## STATED TASK
Tally the lines containing "Cloud" and report the number alone.

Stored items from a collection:
* Begin *
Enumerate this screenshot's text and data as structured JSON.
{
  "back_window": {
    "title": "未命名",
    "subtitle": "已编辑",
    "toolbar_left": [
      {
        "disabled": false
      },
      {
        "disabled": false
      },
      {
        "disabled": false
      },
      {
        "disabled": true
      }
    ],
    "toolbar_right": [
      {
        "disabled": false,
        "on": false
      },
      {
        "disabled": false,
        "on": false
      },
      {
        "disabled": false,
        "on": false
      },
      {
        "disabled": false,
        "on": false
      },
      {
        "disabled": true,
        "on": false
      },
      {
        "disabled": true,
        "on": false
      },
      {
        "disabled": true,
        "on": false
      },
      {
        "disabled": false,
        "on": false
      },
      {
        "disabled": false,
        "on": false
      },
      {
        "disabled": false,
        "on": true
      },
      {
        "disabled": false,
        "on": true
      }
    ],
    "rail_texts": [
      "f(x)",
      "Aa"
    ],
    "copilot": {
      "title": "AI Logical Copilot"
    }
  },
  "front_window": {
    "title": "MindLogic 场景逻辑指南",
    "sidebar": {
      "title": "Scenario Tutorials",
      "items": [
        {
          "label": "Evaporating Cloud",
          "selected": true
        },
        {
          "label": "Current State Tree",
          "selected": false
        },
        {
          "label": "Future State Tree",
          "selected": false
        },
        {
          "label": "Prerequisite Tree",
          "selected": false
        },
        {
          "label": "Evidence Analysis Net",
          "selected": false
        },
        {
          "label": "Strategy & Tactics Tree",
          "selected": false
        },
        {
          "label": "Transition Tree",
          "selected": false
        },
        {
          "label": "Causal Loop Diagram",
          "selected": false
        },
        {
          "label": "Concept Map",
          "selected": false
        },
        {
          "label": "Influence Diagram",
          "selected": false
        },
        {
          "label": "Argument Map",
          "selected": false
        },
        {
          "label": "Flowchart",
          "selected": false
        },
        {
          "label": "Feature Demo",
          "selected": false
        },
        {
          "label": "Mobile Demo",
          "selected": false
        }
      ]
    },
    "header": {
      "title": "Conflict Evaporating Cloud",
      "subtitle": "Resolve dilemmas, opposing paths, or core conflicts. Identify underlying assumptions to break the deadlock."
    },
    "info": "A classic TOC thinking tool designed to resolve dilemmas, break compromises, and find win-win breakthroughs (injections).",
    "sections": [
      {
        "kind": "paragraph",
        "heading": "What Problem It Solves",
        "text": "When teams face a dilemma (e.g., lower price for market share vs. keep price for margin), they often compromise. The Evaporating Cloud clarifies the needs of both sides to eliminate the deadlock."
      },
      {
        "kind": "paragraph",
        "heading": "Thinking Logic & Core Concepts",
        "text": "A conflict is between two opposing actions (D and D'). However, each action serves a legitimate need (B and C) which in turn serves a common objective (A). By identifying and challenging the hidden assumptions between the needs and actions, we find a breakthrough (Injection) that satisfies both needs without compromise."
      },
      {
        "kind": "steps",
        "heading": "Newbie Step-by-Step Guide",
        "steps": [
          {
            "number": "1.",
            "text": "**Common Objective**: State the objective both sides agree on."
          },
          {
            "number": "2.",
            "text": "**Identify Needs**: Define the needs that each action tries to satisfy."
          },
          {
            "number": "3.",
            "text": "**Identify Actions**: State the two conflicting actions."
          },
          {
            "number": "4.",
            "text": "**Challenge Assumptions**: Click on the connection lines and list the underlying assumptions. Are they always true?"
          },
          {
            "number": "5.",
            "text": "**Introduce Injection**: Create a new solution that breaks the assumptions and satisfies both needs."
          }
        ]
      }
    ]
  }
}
* End *
## EXERCISE RESULT
3